[TASK DIRECTIONS]
Write the material out again, line by line, exactly as it is.

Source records
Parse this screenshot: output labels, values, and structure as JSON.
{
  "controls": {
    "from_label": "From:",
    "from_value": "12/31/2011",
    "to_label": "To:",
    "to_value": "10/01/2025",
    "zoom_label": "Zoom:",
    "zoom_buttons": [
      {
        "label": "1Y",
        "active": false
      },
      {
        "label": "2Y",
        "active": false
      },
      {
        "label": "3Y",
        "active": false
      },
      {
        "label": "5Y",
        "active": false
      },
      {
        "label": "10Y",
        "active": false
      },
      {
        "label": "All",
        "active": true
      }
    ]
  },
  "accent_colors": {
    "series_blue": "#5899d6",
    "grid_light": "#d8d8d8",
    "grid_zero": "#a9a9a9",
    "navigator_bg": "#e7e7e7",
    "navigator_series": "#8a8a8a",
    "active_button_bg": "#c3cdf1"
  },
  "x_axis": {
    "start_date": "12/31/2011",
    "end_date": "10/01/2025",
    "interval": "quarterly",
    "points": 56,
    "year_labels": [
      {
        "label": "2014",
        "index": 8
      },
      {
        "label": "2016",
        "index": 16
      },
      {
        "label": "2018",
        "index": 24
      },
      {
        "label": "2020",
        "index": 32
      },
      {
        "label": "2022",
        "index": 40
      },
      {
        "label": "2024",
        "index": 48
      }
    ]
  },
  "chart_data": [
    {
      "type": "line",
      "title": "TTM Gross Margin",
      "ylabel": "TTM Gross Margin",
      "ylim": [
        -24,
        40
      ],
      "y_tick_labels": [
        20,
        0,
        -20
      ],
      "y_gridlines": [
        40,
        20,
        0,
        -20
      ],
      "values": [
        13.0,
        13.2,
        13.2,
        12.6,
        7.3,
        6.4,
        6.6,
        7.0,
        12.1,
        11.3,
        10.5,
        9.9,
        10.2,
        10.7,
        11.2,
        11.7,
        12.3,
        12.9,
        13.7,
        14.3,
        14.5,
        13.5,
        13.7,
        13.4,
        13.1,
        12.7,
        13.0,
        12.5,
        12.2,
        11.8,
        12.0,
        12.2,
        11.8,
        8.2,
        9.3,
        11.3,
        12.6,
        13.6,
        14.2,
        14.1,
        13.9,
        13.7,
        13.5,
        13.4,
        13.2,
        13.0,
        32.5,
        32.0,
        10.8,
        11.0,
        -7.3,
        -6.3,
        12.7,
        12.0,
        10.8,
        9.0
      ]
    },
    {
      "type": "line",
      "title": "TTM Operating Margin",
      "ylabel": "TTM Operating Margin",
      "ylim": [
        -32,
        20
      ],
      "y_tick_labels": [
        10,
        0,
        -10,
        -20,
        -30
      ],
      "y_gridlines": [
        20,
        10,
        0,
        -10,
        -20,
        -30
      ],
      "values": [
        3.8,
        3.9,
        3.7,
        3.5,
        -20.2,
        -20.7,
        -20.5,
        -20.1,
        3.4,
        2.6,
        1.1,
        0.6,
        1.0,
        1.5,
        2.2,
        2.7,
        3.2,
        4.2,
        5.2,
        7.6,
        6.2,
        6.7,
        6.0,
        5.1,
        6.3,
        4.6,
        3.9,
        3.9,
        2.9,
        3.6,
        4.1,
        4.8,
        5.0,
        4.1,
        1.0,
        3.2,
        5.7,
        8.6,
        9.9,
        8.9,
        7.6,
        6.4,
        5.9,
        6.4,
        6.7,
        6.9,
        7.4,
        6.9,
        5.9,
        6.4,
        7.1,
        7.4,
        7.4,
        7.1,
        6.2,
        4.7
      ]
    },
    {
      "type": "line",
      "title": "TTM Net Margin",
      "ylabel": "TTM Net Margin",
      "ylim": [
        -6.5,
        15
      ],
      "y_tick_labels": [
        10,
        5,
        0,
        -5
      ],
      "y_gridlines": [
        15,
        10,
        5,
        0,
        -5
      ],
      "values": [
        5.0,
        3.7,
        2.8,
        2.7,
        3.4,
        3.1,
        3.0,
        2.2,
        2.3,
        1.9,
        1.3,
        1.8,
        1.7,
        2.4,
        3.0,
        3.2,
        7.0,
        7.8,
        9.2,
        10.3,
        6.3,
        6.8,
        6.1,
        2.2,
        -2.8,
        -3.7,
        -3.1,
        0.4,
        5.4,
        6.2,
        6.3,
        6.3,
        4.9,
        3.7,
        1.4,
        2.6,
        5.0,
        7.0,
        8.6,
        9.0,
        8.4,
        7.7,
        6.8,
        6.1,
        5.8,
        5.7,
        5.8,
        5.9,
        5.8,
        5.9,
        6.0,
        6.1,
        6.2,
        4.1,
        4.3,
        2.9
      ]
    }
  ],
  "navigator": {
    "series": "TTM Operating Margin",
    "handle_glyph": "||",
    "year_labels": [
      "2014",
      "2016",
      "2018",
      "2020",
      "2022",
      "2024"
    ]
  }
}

[EXERCISE RESPONSE]
Parse this screenshot: output labels, values, and structure as JSON.
{
  "controls": {
    "from_label": "From:",
    "from_value": "12/31/2011",
    "to_label": "To:",
    "to_value": "10/01/2025",
    "zoom_label": "Zoom:",
    "zoom_buttons": [
      {
        "label": "1Y",
        "active": false
      },
      {
        "label": "2Y",
        "active": false
      },
      {
        "label": "3Y",
        "active": false
      },
      {
        "label": "5Y",
        "active": false
      },
      {
        "label": "10Y",
        "active": false
      },
      {
        "label": "All",
        "active": true
      }
    ]
  },
  "accent_colors": {
    "series_blue": "#5899d6",
    "grid_light": "#d8d8d8",
    "grid_zero": "#a9a9a9",
    "navigator_bg": "#e7e7e7",
    "navigator_series": "#8a8a8a",
    "active_button_bg": "#c3cdf1"
  },
  "x_axis": {
    "start_date": "12/31/2011",
    "end_date": "10/01/2025",
    "interval": "quarterly",
    "points": 56,
    "year_labels": [
      {
        "label": "2014",
        "index": 8
      },
      {
        "label": "2016",
        "index": 16
      },
      {
        "label": "2018",
        "index": 24
      },
      {
        "label": "2020",
        "index": 32
      },
      {
        "label": "2022",
        "index": 40
      },
      {
        "label": "2024",
        "index": 48
      }
    ]
  },
  "chart_data": [
    {
      "type": "line",
      "title": "TTM Gross Margin",
      "ylabel": "TTM Gross Margin",
      "ylim": [
        -24,
        40
      ],
      "y_tick_labels": [
        20,
        0,
        -20
      ],
      "y_gridlines": [
        40,
        20,
        0,
        -20
      ],
      "values": [
        13.0,
        13.2,
        13.2,
        12.6,
        7.3,
        6.4,
        6.6,
        7.0,
        12.1,
        11.3,
        10.5,
        9.9,
        10.2,
        10.7,
        11.2,
        11.7,
        12.3,
        12.9,
        13.7,
        14.3,
        14.5,
        13.5,
        13.7,
        13.4,
        13.1,
        12.7,
        13.0,
        12.5,
        12.2,
        11.8,
        12.0,
        12.2,
        11.8,
        8.2,
        9.3,
        11.3,
        12.6,
        13.6,
        14.2,
        14.1,
        13.9,
        13.7,
        13.5,
        13.4,
        13.2,
        13.0,
        32.5,
        32.0,
        10.8,
        11.0,
        -7.3,
        -6.3,
        12.7,
        12.0,
        10.8,
        9.0
      ]
    },
    {
      "type": "line",
      "title": "TTM Operating Margin",
      "ylabel": "TTM Operating Margin",
      "ylim": [
        -32,
        20
      ],
      "y_tick_labels": [
        10,
        0,
        -10,
        -20,
        -30
      ],
      "y_gridlines": [
        20,
        10,
        0,
        -10,
        -20,
        -30
      ],
      "values": [
        3.8,
        3.9,
        3.7,
        3.5,
        -20.2,
        -20.7,
        -20.5,
        -20.1,
        3.4,
        2.6,
        1.1,
        0.6,
        1.0,
        1.5,
        2.2,
        2.7,
        3.2,
        4.2,
        5.2,
        7.6,
        6.2,
        6.7,
        6.0,
        5.1,
        6.3,
        4.6,
        3.9,
        3.9,
        2.9,
        3.6,
        4.1,
        4.8,
        5.0,
        4.1,
        1.0,
        3.2,
        5.7,
        8.6,
        9.9,
        8.9,
        7.6,
        6.4,
        5.9,
        6.4,
        6.7,
        6.9,
        7.4,
        6.9,
        5.9,
        6.4,
        7.1,
        7.4,
        7.4,
        7.1,
        6.2,
        4.7
      ]
    },
    {
      "type": "line",
      "title": "TTM Net Margin",
      "ylabel": "TTM Net Margin",
      "ylim": [
        -6.5,
        15
      ],
      "y_tick_labels": [
        10,
        5,
        0,
        -5
      ],
      "y_gridlines": [
        15,
        10,
        5,
        0,
        -5
      ],
      "values": [
        5.0,
        3.7,
        2.8,
        2.7,
        3.4,
        3.1,
        3.0,
        2.2,
        2.3,
        1.9,
        1.3,
        1.8,
        1.7,
        2.4,
        3.0,
        3.2,
        7.0,
        7.8,
        9.2,
        10.3,
        6.3,
        6.8,
        6.1,
        2.2,
        -2.8,
        -3.7,
        -3.1,
        0.4,
        5.4,
        6.2,
        6.3,
        6.3,
        4.9,
        3.7,
        1.4,
        2.6,
        5.0,
        7.0,
        8.6,
        9.0,
        8.4,
        7.7,
        6.8,
        6.1,
        5.8,
        5.7,
        5.8,
        5.9,
        5.8,
        5.9,
        6.0,
        6.1,
        6.2,
        4.1,
        4.3,
        2.9
      ]
    }
  ],
  "navigator": {
    "series": "TTM Operating Margin",
    "handle_glyph": "||",
    "year_labels": [
      "2014",
      "2016",
      "2018",
      "2020",
      "2022",
      "2024"
    ]
  }
}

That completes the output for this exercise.